What to work on:
Output the entries word for word. Omit images.

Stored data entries
-- START --

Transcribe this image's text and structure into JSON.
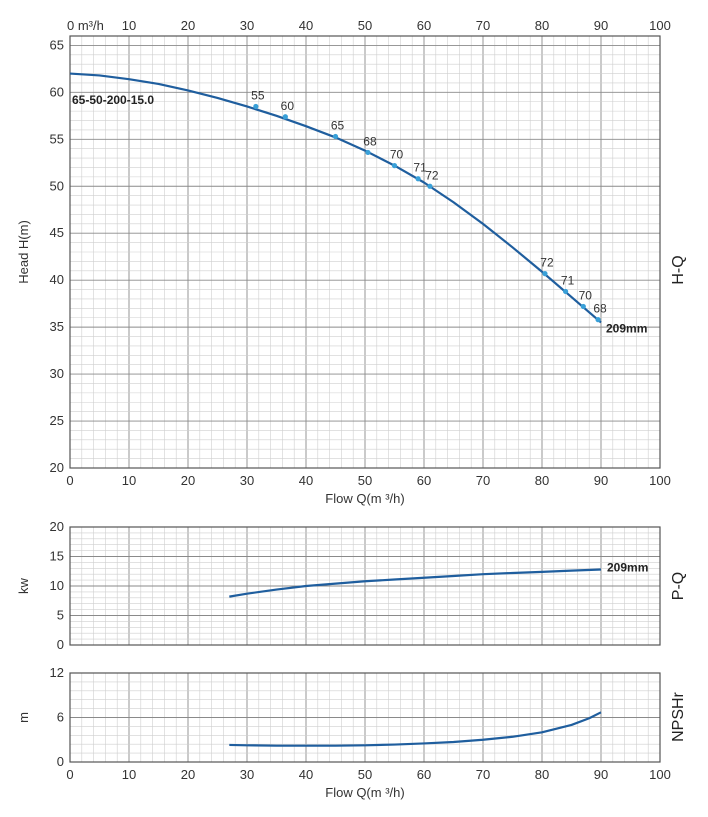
{
  "colors": {
    "curve": "#1f5e9e",
    "marker": "#39a0d8",
    "major_grid": "#8a8a8a",
    "minor_grid": "#cfcfcf",
    "frame": "#555555"
  },
  "chart_data": [
    {
      "id": "hq",
      "type": "line",
      "model_label": "65-50-200-15.0",
      "diameter_label": "209mm",
      "side_label": "H-Q",
      "ylabel": "Head H(m)",
      "xlabel": "Flow Q(m ³/h)",
      "top_axis_unit": "0  m³/h",
      "xlim": [
        0,
        100
      ],
      "ylim": [
        20,
        66
      ],
      "x_ticks": [
        0,
        10,
        20,
        30,
        40,
        50,
        60,
        70,
        80,
        90,
        100
      ],
      "top_ticks": [
        10,
        20,
        30,
        40,
        50,
        60,
        70,
        80,
        90,
        100
      ],
      "y_ticks": [
        20,
        25,
        30,
        35,
        40,
        45,
        50,
        55,
        60,
        65
      ],
      "grid": true,
      "series": [
        {
          "x": [
            0,
            5,
            10,
            15,
            20,
            25,
            30,
            35,
            40,
            45,
            50,
            55,
            60,
            65,
            70,
            75,
            80,
            85,
            90
          ],
          "y": [
            62.0,
            61.8,
            61.4,
            60.9,
            60.2,
            59.4,
            58.5,
            57.5,
            56.4,
            55.2,
            53.8,
            52.2,
            50.4,
            48.3,
            46.0,
            43.5,
            40.9,
            38.2,
            35.5
          ]
        }
      ],
      "efficiency_points": [
        {
          "x": 31.5,
          "y": 58.5,
          "label": "55"
        },
        {
          "x": 36.5,
          "y": 57.4,
          "label": "60"
        },
        {
          "x": 45,
          "y": 55.3,
          "label": "65"
        },
        {
          "x": 50.5,
          "y": 53.6,
          "label": "68"
        },
        {
          "x": 55,
          "y": 52.2,
          "label": "70"
        },
        {
          "x": 59,
          "y": 50.8,
          "label": "71"
        },
        {
          "x": 61,
          "y": 50.0,
          "label": "72"
        },
        {
          "x": 80.5,
          "y": 40.7,
          "label": "72"
        },
        {
          "x": 84,
          "y": 38.8,
          "label": "71"
        },
        {
          "x": 87,
          "y": 37.2,
          "label": "70"
        },
        {
          "x": 89.5,
          "y": 35.8,
          "label": "68"
        }
      ]
    },
    {
      "id": "pq",
      "type": "line",
      "diameter_label": "209mm",
      "side_label": "P-Q",
      "ylabel": "kw",
      "xlim": [
        0,
        100
      ],
      "ylim": [
        0,
        20
      ],
      "y_ticks": [
        0,
        5,
        10,
        15,
        20
      ],
      "grid": true,
      "series": [
        {
          "x": [
            27,
            30,
            35,
            40,
            45,
            50,
            55,
            60,
            65,
            70,
            75,
            80,
            85,
            90
          ],
          "y": [
            8.2,
            8.7,
            9.4,
            10.0,
            10.4,
            10.8,
            11.1,
            11.4,
            11.7,
            12.0,
            12.2,
            12.4,
            12.6,
            12.8
          ]
        }
      ]
    },
    {
      "id": "npsh",
      "type": "line",
      "side_label": "NPSHr",
      "ylabel": "m",
      "xlabel": "Flow Q(m ³/h)",
      "xlim": [
        0,
        100
      ],
      "ylim": [
        0,
        12
      ],
      "x_ticks": [
        0,
        10,
        20,
        30,
        40,
        50,
        60,
        70,
        80,
        90,
        100
      ],
      "y_ticks": [
        0,
        6,
        12
      ],
      "grid": true,
      "series": [
        {
          "x": [
            27,
            30,
            35,
            40,
            45,
            50,
            55,
            60,
            65,
            70,
            75,
            80,
            85,
            88,
            90
          ],
          "y": [
            2.3,
            2.25,
            2.2,
            2.2,
            2.2,
            2.25,
            2.35,
            2.5,
            2.7,
            3.0,
            3.4,
            4.0,
            5.0,
            5.9,
            6.7
          ]
        }
      ]
    }
  ]
}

-- END --

Solved problem:
Transcribe this image's text and structure into JSON.
{
  "colors": {
    "curve": "#1f5e9e",
    "marker": "#39a0d8",
    "major_grid": "#8a8a8a",
    "minor_grid": "#cfcfcf",
    "frame": "#555555"
  },
  "chart_data": [
    {
      "id": "hq",
      "type": "line",
      "model_label": "65-50-200-15.0",
      "diameter_label": "209mm",
      "side_label": "H-Q",
      "ylabel": "Head H(m)",
      "xlabel": "Flow Q(m ³/h)",
      "top_axis_unit": "0  m³/h",
      "xlim": [
        0,
        100
      ],
      "ylim": [
        20,
        66
      ],
      "x_ticks": [
        0,
        10,
        20,
        30,
        40,
        50,
        60,
        70,
        80,
        90,
        100
      ],
      "top_ticks": [
        10,
        20,
        30,
        40,
        50,
        60,
        70,
        80,
        90,
        100
      ],
      "y_ticks": [
        20,
        25,
        30,
        35,
        40,
        45,
        50,
        55,
        60,
        65
      ],
      "grid": true,
      "series": [
        {
          "x": [
            0,
            5,
            10,
            15,
            20,
            25,
            30,
            35,
            40,
            45,
            50,
            55,
            60,
            65,
            70,
            75,
            80,
            85,
            90
          ],
          "y": [
            62.0,
            61.8,
            61.4,
            60.9,
            60.2,
            59.4,
            58.5,
            57.5,
            56.4,
            55.2,
            53.8,
            52.2,
            50.4,
            48.3,
            46.0,
            43.5,
            40.9,
            38.2,
            35.5
          ]
        }
      ],
      "efficiency_points": [
        {
          "x": 31.5,
          "y": 58.5,
          "label": "55"
        },
        {
          "x": 36.5,
          "y": 57.4,
          "label": "60"
        },
        {
          "x": 45,
          "y": 55.3,
          "label": "65"
        },
        {
          "x": 50.5,
          "y": 53.6,
          "label": "68"
        },
        {
          "x": 55,
          "y": 52.2,
          "label": "70"
        },
        {
          "x": 59,
          "y": 50.8,
          "label": "71"
        },
        {
          "x": 61,
          "y": 50.0,
          "label": "72"
        },
        {
          "x": 80.5,
          "y": 40.7,
          "label": "72"
        },
        {
          "x": 84,
          "y": 38.8,
          "label": "71"
        },
        {
          "x": 87,
          "y": 37.2,
          "label": "70"
        },
        {
          "x": 89.5,
          "y": 35.8,
          "label": "68"
        }
      ]
    },
    {
      "id": "pq",
      "type": "line",
      "diameter_label": "209mm",
      "side_label": "P-Q",
      "ylabel": "kw",
      "xlim": [
        0,
        100
      ],
      "ylim": [
        0,
        20
      ],
      "y_ticks": [
        0,
        5,
        10,
        15,
        20
      ],
      "grid": true,
      "series": [
        {
          "x": [
            27,
            30,
            35,
            40,
            45,
            50,
            55,
            60,
            65,
            70,
            75,
            80,
            85,
            90
          ],
          "y": [
            8.2,
            8.7,
            9.4,
            10.0,
            10.4,
            10.8,
            11.1,
            11.4,
            11.7,
            12.0,
            12.2,
            12.4,
            12.6,
            12.8
          ]
        }
      ]
    },
    {
      "id": "npsh",
      "type": "line",
      "side_label": "NPSHr",
      "ylabel": "m",
      "xlabel": "Flow Q(m ³/h)",
      "xlim": [
        0,
        100
      ],
      "ylim": [
        0,
        12
      ],
      "x_ticks": [
        0,
        10,
        20,
        30,
        40,
        50,
        60,
        70,
        80,
        90,
        100
      ],
      "y_ticks": [
        0,
        6,
        12
      ],
      "grid": true,
      "series": [
        {
          "x": [
            27,
            30,
            35,
            40,
            45,
            50,
            55,
            60,
            65,
            70,
            75,
            80,
            85,
            88,
            90
          ],
          "y": [
            2.3,
            2.25,
            2.2,
            2.2,
            2.2,
            2.25,
            2.35,
            2.5,
            2.7,
            3.0,
            3.4,
            4.0,
            5.0,
            5.9,
            6.7
          ]
        }
      ]
    }
  ]
}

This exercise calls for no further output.